◆ Stated problem
Print the entries below verbatim, from the first line through the line that contains "records-prefix: Registros del", including both of those lines.

◆ Exercise data

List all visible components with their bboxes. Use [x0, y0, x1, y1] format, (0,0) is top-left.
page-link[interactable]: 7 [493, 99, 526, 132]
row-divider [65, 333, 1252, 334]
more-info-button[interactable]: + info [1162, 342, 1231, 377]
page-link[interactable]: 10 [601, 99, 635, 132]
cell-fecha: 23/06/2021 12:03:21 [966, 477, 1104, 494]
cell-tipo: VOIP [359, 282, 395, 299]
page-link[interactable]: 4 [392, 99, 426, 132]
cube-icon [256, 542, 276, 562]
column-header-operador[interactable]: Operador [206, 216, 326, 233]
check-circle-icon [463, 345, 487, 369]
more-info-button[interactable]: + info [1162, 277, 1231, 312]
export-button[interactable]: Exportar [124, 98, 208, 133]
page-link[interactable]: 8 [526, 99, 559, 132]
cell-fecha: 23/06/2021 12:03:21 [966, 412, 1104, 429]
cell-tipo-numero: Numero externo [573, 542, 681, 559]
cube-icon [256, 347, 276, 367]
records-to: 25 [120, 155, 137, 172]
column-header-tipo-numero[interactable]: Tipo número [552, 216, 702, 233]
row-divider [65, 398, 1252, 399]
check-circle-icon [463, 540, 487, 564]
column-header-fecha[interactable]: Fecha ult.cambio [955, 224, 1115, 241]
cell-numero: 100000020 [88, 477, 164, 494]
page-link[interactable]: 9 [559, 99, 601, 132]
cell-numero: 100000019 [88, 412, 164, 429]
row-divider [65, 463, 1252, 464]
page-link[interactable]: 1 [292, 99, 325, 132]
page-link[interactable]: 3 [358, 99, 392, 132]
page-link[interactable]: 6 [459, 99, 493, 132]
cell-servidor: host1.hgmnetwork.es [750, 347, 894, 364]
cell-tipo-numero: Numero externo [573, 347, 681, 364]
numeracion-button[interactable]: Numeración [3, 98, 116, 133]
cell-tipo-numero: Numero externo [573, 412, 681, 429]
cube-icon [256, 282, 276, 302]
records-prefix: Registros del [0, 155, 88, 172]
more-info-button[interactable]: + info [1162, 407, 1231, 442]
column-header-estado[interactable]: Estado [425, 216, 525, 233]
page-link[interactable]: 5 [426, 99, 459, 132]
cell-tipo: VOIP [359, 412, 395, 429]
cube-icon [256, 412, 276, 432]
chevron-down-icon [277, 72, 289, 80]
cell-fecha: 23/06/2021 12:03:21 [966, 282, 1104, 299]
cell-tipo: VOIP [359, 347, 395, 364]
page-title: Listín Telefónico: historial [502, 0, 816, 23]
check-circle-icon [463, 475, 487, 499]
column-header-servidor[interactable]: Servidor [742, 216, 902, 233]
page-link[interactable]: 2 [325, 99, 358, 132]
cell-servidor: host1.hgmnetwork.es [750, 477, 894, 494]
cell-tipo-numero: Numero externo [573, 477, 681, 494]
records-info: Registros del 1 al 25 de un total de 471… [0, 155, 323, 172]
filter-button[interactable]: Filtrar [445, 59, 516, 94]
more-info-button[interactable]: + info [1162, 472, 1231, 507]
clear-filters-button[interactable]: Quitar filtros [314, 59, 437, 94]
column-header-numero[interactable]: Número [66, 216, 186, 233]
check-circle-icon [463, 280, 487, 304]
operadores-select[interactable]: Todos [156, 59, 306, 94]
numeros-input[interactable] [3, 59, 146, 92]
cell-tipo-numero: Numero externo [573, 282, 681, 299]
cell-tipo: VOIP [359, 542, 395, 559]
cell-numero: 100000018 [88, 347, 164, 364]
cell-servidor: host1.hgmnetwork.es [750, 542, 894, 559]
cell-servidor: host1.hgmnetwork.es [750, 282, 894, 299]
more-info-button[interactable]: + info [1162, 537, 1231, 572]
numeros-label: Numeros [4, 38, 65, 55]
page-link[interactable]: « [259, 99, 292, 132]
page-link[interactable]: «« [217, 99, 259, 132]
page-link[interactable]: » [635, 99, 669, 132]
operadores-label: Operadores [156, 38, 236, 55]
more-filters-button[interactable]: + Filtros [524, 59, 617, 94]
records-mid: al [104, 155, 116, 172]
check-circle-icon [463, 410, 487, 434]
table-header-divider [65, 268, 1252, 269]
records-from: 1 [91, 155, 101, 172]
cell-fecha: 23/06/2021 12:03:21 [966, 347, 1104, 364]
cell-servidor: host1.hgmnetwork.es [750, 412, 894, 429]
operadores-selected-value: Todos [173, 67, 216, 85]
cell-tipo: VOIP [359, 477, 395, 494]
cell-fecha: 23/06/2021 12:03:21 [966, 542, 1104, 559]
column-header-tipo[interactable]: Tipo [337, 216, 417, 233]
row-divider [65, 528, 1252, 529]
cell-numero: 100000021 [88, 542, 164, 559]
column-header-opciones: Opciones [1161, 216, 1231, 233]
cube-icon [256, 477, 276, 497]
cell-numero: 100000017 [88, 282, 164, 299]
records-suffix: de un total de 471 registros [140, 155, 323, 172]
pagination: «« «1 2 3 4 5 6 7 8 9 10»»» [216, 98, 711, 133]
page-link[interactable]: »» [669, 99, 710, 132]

◆ Solution
List all visible components with their bboxes. Use [x0, y0, x1, y1] format, (0,0) is top-left.
page-link[interactable]: 7 [493, 99, 526, 132]
row-divider [65, 333, 1252, 334]
more-info-button[interactable]: + info [1162, 342, 1231, 377]
page-link[interactable]: 10 [601, 99, 635, 132]
cell-fecha: 23/06/2021 12:03:21 [966, 477, 1104, 494]
cell-tipo: VOIP [359, 282, 395, 299]
page-link[interactable]: 4 [392, 99, 426, 132]
cube-icon [256, 542, 276, 562]
column-header-operador[interactable]: Operador [206, 216, 326, 233]
check-circle-icon [463, 345, 487, 369]
more-info-button[interactable]: + info [1162, 277, 1231, 312]
export-button[interactable]: Exportar [124, 98, 208, 133]
page-link[interactable]: 8 [526, 99, 559, 132]
cell-fecha: 23/06/2021 12:03:21 [966, 412, 1104, 429]
cell-tipo-numero: Numero externo [573, 542, 681, 559]
cube-icon [256, 347, 276, 367]
records-to: 25 [120, 155, 137, 172]
column-header-tipo-numero[interactable]: Tipo número [552, 216, 702, 233]
row-divider [65, 398, 1252, 399]
check-circle-icon [463, 540, 487, 564]
column-header-fecha[interactable]: Fecha ult.cambio [955, 224, 1115, 241]
cell-numero: 100000020 [88, 477, 164, 494]
page-link[interactable]: 9 [559, 99, 601, 132]
cell-numero: 100000019 [88, 412, 164, 429]
row-divider [65, 463, 1252, 464]
page-link[interactable]: 1 [292, 99, 325, 132]
page-link[interactable]: 3 [358, 99, 392, 132]
page-link[interactable]: 6 [459, 99, 493, 132]
cell-servidor: host1.hgmnetwork.es [750, 347, 894, 364]
cell-tipo-numero: Numero externo [573, 347, 681, 364]
numeracion-button[interactable]: Numeración [3, 98, 116, 133]
cell-tipo-numero: Numero externo [573, 412, 681, 429]
cube-icon [256, 282, 276, 302]
records-prefix: Registros del [0, 155, 88, 172]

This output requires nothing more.